▶ **Given data**:
________________________

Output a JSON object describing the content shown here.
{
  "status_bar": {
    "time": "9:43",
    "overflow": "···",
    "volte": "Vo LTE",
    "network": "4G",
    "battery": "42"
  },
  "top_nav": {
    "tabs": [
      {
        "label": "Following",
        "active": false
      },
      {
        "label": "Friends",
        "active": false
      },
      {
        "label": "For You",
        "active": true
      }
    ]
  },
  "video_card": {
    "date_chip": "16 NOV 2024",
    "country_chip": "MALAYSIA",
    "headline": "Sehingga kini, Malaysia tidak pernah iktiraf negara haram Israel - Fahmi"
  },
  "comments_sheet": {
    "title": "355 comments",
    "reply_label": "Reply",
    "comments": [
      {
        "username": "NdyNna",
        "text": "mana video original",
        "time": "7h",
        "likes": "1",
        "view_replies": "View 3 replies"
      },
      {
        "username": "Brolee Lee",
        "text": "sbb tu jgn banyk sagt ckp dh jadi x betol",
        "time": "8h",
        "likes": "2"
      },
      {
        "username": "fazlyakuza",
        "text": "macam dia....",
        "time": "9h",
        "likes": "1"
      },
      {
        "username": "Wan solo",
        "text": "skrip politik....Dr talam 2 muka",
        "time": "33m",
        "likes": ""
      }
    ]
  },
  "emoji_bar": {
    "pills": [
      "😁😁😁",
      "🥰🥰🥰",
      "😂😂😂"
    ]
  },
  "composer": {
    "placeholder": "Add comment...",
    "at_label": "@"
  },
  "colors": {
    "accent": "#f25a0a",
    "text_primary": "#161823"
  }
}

________________________

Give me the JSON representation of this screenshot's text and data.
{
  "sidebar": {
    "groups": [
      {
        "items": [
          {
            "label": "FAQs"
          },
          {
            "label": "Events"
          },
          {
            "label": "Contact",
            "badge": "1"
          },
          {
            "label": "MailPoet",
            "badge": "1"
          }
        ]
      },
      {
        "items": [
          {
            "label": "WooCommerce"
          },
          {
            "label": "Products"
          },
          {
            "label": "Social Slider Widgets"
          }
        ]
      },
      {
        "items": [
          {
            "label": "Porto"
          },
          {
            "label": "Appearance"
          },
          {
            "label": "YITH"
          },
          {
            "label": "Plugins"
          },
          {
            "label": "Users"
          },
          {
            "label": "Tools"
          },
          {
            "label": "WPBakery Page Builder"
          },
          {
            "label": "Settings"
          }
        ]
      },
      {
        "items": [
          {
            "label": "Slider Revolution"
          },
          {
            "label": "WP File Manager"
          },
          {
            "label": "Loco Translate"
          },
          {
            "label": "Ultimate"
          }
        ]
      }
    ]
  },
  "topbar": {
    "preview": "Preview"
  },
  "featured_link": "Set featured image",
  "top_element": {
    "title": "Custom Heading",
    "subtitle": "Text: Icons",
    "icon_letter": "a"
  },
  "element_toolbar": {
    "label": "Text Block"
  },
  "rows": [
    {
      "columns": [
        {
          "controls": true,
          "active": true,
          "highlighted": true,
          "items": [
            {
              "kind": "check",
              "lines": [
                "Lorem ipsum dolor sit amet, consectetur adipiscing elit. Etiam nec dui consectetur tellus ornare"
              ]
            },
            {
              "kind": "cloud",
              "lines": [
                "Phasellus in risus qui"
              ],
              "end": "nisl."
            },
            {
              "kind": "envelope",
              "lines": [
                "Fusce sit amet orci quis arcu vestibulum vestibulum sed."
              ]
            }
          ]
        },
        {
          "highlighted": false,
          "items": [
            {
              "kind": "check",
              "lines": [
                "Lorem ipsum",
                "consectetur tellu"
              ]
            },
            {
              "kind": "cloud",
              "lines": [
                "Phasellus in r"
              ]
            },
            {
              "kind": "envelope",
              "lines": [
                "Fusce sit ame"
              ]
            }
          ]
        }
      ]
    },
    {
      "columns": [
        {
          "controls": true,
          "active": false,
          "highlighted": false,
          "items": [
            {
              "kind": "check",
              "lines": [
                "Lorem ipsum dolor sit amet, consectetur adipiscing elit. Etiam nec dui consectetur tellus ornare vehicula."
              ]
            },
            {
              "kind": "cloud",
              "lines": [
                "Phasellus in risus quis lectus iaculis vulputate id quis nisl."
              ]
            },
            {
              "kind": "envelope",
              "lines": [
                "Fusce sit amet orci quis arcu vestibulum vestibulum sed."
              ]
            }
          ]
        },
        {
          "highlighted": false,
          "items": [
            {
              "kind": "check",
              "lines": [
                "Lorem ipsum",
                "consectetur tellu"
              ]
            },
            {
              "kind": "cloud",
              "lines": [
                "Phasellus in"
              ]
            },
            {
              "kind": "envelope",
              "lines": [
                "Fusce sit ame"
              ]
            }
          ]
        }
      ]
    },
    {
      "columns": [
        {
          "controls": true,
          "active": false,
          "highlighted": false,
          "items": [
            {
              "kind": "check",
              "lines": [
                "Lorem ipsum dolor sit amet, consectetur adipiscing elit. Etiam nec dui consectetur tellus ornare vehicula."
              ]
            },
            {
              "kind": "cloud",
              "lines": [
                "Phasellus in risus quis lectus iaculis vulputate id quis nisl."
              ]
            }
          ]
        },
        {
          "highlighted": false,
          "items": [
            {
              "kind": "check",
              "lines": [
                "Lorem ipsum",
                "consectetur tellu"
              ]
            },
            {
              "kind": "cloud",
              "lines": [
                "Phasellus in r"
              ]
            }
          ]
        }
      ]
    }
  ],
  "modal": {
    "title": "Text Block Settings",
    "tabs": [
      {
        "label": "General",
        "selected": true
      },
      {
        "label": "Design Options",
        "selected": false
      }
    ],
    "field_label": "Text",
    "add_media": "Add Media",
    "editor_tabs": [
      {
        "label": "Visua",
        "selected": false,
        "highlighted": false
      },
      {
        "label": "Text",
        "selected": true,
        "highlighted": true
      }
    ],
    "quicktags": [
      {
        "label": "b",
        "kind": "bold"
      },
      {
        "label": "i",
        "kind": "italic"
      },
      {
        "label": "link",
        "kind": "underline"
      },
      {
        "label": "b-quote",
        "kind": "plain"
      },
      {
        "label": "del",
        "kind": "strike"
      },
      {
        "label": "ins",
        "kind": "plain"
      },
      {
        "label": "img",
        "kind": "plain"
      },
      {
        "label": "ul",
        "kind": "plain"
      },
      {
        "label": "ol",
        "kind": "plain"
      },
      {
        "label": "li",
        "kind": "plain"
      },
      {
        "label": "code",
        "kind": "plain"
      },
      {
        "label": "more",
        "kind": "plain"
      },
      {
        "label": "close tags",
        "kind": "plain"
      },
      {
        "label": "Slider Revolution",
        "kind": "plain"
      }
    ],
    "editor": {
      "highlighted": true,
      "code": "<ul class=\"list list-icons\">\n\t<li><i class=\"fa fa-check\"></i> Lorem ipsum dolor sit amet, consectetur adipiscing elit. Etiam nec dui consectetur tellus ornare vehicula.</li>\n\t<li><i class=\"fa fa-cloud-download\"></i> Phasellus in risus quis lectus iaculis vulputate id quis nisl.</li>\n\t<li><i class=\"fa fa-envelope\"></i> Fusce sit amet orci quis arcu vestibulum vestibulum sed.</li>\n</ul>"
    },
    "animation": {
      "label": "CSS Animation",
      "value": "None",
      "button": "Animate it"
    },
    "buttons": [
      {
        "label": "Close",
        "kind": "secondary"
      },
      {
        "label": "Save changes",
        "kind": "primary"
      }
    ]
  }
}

________________________

▶ **Instructions for the task**:
Scan the material and collect every line that contains "true".

▶ **Completed exercise**:
        "active": true
          "controls": true,
          "active": true,
          "highlighted": true,
          "controls": true,
          "controls": true,
        "selected": true
        "selected": true,
        "highlighted": true
      "highlighted": true,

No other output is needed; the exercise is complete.